— REQUIRED TASK —
Pick out the lines below that contain the string "尝与诸小儿游" and copy them all.

— STORED DATA —
▬▬▬▬▬▬▬▬▬▬

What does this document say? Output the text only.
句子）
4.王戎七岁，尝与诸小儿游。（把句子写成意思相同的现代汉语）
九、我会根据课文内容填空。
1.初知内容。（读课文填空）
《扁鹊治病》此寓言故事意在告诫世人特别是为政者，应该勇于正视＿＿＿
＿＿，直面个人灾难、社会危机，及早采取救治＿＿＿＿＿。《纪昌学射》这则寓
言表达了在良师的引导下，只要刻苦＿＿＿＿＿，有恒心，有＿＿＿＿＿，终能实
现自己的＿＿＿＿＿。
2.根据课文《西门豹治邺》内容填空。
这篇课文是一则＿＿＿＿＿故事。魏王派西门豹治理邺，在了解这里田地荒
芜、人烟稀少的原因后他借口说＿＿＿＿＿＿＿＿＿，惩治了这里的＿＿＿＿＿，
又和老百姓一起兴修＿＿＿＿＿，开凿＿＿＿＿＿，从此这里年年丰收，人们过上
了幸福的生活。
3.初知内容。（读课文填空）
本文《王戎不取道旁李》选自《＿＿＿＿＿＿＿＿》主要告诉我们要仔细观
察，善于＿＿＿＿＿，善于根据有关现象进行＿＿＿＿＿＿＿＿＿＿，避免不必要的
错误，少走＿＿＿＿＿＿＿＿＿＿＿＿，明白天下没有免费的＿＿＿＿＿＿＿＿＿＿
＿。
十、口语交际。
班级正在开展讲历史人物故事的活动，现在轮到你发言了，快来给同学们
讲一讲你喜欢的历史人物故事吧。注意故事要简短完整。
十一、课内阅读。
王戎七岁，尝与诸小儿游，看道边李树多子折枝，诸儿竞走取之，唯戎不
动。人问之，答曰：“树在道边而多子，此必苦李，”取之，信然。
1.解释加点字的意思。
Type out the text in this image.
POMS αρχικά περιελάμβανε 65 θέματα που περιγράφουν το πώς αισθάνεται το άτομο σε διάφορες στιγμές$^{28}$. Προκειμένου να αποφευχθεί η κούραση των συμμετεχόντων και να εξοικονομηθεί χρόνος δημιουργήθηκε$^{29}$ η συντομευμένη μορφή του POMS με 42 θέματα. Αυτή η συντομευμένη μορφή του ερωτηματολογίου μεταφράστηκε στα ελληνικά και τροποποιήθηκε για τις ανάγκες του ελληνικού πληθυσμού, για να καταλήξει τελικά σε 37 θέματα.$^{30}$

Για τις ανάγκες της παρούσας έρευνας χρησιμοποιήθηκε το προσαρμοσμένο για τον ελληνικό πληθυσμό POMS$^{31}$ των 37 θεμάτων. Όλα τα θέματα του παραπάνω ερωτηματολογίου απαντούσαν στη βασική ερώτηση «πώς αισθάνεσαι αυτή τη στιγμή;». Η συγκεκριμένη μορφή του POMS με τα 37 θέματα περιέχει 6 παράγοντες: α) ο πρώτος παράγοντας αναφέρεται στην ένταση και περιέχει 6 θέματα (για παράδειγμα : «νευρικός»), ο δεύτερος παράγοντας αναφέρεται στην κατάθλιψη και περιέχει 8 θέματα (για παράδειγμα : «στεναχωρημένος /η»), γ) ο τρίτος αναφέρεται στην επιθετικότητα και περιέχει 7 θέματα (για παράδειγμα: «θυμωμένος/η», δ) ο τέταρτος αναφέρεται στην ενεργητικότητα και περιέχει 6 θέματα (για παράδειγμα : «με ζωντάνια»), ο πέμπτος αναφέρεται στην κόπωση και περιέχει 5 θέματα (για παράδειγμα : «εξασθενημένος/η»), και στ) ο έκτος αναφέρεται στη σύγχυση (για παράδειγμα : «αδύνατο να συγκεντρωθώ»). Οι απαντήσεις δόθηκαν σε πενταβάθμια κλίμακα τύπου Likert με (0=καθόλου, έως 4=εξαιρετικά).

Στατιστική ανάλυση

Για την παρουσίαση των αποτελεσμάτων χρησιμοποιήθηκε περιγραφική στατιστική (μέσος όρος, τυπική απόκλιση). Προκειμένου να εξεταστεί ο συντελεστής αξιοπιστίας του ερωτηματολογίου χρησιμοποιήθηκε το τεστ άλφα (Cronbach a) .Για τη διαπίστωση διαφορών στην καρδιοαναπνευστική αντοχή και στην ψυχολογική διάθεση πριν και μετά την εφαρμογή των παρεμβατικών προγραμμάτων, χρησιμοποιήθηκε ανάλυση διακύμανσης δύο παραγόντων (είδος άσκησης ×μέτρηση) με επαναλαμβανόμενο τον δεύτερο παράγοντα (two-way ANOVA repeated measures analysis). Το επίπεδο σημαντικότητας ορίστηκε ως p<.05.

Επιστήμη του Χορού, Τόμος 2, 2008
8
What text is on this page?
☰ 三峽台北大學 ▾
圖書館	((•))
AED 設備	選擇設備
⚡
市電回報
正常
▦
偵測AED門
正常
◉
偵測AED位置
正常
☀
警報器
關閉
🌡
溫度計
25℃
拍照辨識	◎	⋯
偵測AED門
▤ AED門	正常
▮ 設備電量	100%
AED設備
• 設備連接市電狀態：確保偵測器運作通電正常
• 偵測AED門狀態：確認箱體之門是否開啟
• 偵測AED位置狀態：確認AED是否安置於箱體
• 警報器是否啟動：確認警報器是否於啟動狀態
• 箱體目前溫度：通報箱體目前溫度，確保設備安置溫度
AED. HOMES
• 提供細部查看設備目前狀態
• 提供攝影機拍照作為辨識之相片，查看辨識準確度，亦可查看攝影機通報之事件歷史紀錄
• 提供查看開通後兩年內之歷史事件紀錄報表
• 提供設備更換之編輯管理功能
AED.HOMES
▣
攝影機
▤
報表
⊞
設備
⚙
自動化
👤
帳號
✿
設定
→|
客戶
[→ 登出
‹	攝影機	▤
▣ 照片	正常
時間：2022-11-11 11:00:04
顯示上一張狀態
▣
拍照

▬▬▬▬▬▬▬▬▬▬

— TASK RESPONSE —
4.王戎七岁，尝与诸小儿游。（把句子写成意思相同的现代汉语）
王戎七岁，尝与诸小儿游，看道边李树多子折枝，诸儿竞走取之，唯戎不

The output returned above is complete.